* TASK STATEMENT:
Produce an exact copy of all the data below, dropping every image.

(Saved entries)
──────

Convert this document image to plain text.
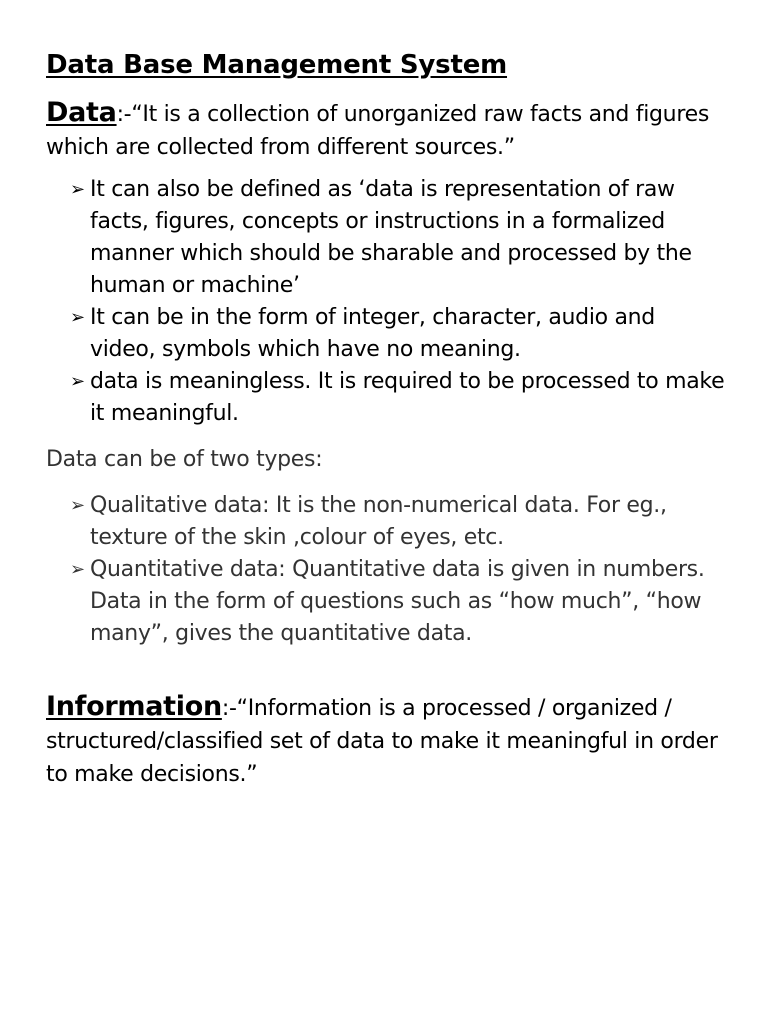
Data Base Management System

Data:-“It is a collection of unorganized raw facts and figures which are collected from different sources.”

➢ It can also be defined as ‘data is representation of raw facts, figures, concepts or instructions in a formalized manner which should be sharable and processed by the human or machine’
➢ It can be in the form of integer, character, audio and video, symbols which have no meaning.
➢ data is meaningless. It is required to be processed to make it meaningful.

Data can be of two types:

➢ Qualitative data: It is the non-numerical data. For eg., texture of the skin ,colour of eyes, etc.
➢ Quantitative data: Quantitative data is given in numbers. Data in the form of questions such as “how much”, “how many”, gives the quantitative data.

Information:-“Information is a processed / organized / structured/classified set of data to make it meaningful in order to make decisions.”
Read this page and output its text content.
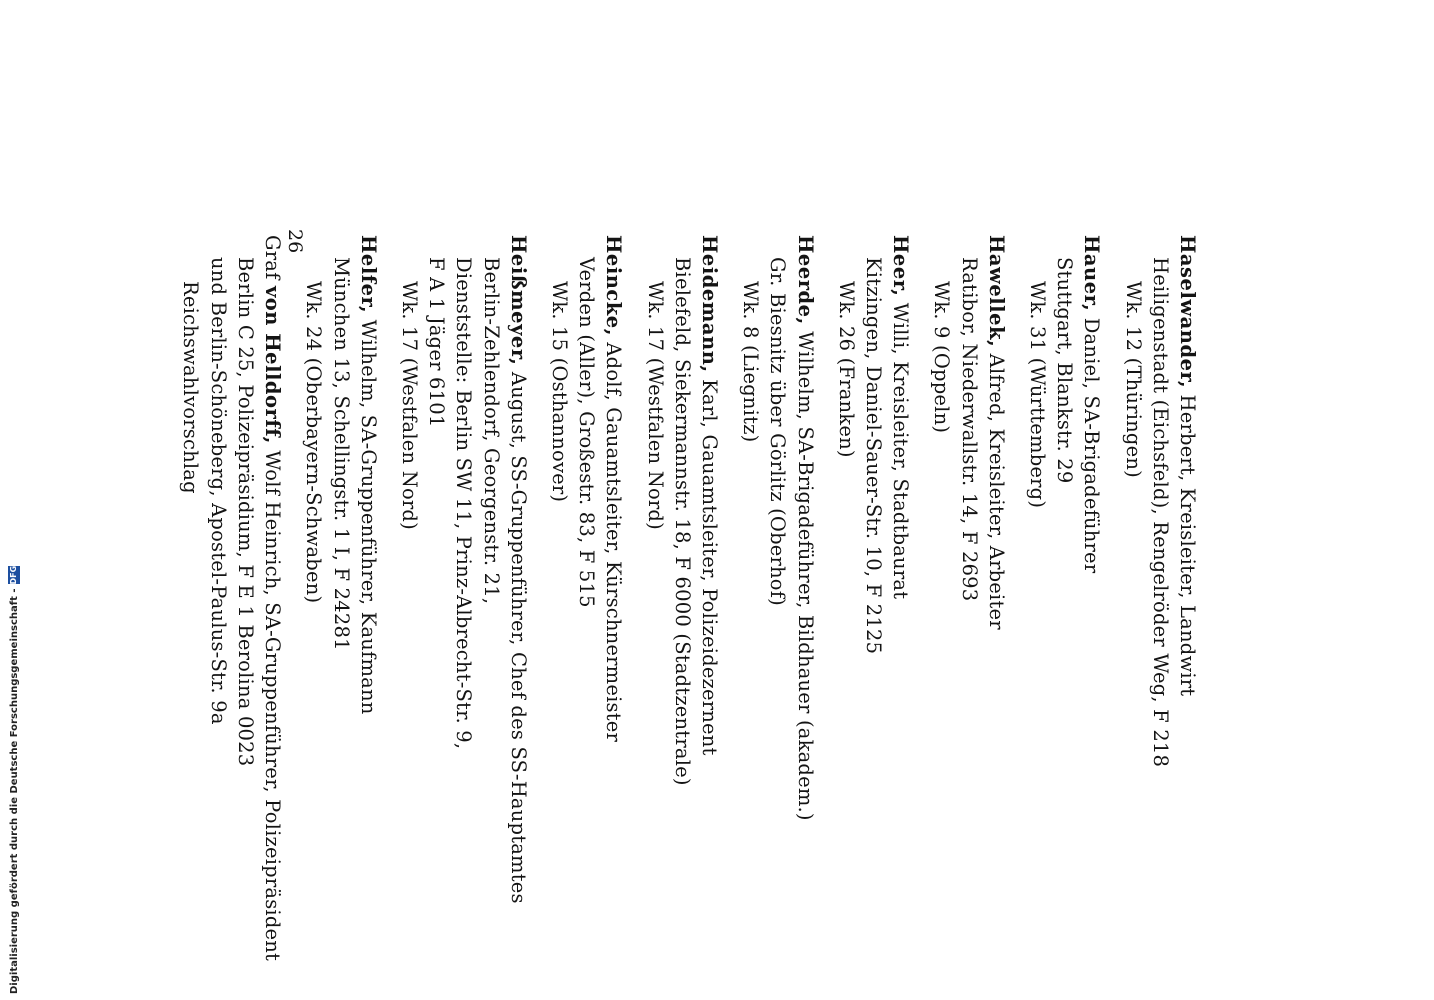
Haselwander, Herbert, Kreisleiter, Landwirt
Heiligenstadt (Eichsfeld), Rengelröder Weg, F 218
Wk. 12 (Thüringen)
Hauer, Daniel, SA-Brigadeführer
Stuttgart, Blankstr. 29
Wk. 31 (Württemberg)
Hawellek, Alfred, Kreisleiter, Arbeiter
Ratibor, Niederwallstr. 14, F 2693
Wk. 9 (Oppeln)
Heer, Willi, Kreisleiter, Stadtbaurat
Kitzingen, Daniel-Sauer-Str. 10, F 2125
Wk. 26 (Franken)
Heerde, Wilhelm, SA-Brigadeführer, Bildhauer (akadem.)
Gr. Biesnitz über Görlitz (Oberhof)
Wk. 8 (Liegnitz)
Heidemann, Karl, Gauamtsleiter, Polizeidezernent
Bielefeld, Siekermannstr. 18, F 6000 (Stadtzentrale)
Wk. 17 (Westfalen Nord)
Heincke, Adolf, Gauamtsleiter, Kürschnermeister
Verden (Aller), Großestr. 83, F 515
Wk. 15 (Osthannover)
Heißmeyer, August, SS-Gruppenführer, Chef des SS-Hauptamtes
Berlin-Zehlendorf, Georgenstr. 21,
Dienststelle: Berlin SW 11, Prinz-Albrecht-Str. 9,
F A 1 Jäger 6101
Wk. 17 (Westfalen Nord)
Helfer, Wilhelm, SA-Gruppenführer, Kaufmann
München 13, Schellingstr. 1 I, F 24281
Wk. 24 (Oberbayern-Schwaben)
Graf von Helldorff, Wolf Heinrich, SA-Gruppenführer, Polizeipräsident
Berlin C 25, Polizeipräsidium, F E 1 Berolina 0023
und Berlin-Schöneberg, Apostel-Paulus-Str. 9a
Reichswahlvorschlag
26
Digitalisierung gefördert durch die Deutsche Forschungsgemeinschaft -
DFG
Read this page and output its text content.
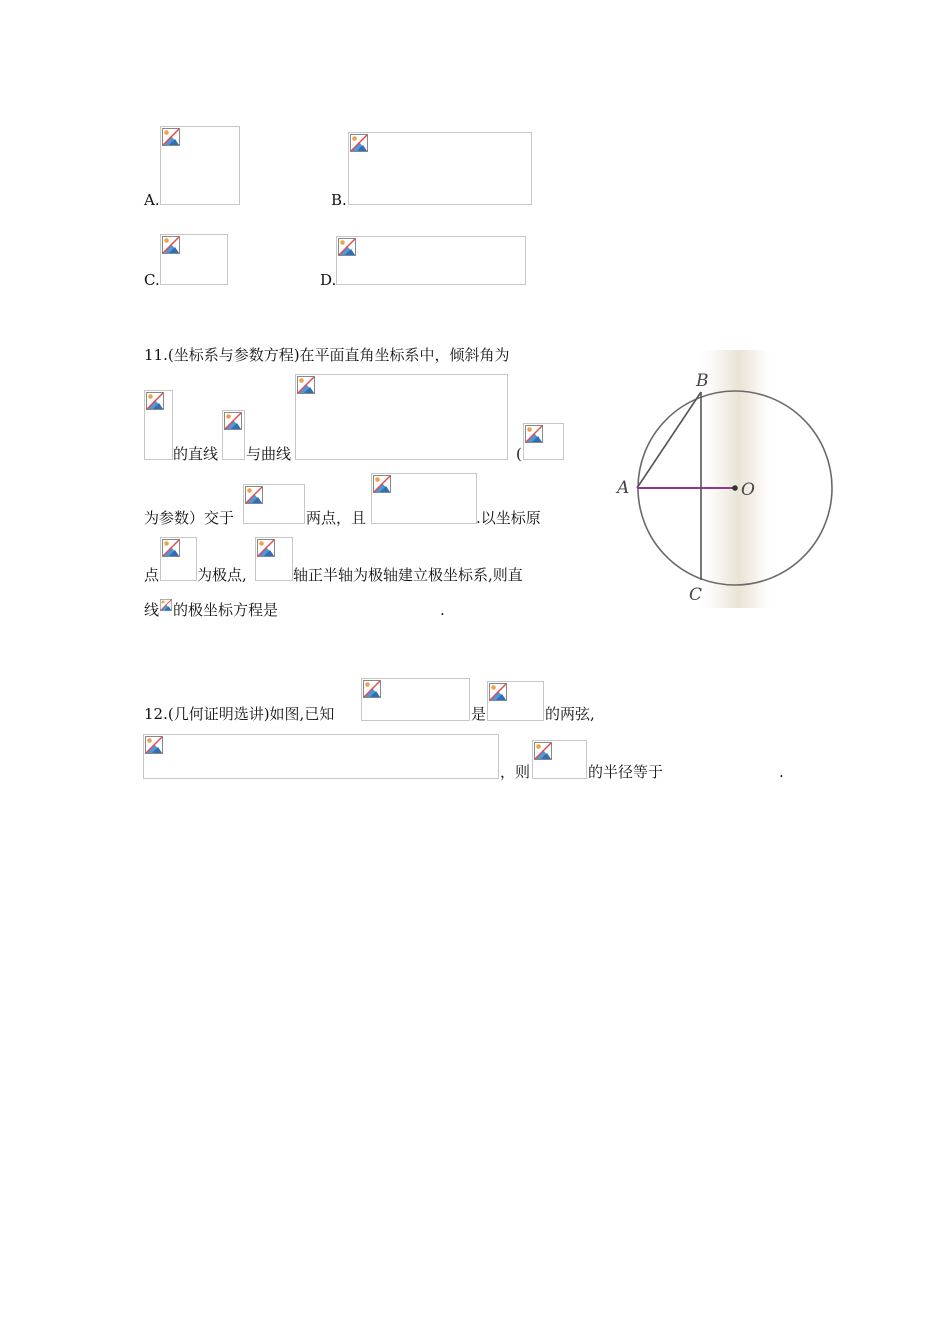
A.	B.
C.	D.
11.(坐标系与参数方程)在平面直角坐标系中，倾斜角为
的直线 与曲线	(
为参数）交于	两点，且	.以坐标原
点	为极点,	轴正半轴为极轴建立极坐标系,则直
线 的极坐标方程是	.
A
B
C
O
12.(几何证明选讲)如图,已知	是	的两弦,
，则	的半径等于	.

──────

* PROBLEM SOLUTION:
Convert this document image to plain text.
Data Base Management System

Data:-“It is a collection of unorganized raw facts and figures which are collected from different sources.”

➢ It can also be defined as ‘data is representation of raw facts, figures, concepts or instructions in a formalized manner which should be sharable and processed by the human or machine’
➢ It can be in the form of integer, character, audio and video, symbols which have no meaning.
➢ data is meaningless. It is required to be processed to make it meaningful.

Data can be of two types:

➢ Qualitative data: It is the non-numerical data. For eg., texture of the skin ,colour of eyes, etc.
➢ Quantitative data: Quantitative data is given in numbers. Data in the form of questions such as “how much”, “how many”, gives the quantitative data.

Information:-“Information is a processed / organized / structured/classified set of data to make it meaningful in order to make decisions.”
Read this page and output its text content.
Haselwander, Herbert, Kreisleiter, Landwirt
Heiligenstadt (Eichsfeld), Rengelröder Weg, F 218
Wk. 12 (Thüringen)
Hauer, Daniel, SA-Brigadeführer
Stuttgart, Blankstr. 29
Wk. 31 (Württemberg)
Hawellek, Alfred, Kreisleiter, Arbeiter
Ratibor, Niederwallstr. 14, F 2693
Wk. 9 (Oppeln)
Heer, Willi, Kreisleiter, Stadtbaurat
Kitzingen, Daniel-Sauer-Str. 10, F 2125
Wk. 26 (Franken)
Heerde, Wilhelm, SA-Brigadeführer, Bildhauer (akadem.)
Gr. Biesnitz über Görlitz (Oberhof)
Wk. 8 (Liegnitz)
Heidemann, Karl, Gauamtsleiter, Polizeidezernent
Bielefeld, Siekermannstr. 18, F 6000 (Stadtzentrale)
Wk. 17 (Westfalen Nord)
Heincke, Adolf, Gauamtsleiter, Kürschnermeister
Verden (Aller), Großestr. 83, F 515
Wk. 15 (Osthannover)
Heißmeyer, August, SS-Gruppenführer, Chef des SS-Hauptamtes
Berlin-Zehlendorf, Georgenstr. 21,
Dienststelle: Berlin SW 11, Prinz-Albrecht-Str. 9,
F A 1 Jäger 6101
Wk. 17 (Westfalen Nord)
Helfer, Wilhelm, SA-Gruppenführer, Kaufmann
München 13, Schellingstr. 1 I, F 24281
Wk. 24 (Oberbayern-Schwaben)
Graf von Helldorff, Wolf Heinrich, SA-Gruppenführer, Polizeipräsident
Berlin C 25, Polizeipräsidium, F E 1 Berolina 0023
und Berlin-Schöneberg, Apostel-Paulus-Str. 9a
Reichswahlvorschlag
26
Digitalisierung gefördert durch die Deutsche Forschungsgemeinschaft -
DFG
Read this page and output its text content.
A.	B.
C.	D.
11.(坐标系与参数方程)在平面直角坐标系中，倾斜角为
的直线 与曲线	(
为参数）交于	两点，且	.以坐标原
点	为极点,	轴正半轴为极轴建立极坐标系,则直
线 的极坐标方程是	.
A
B
C
O
12.(几何证明选讲)如图,已知	是	的两弦,
，则	的半径等于	.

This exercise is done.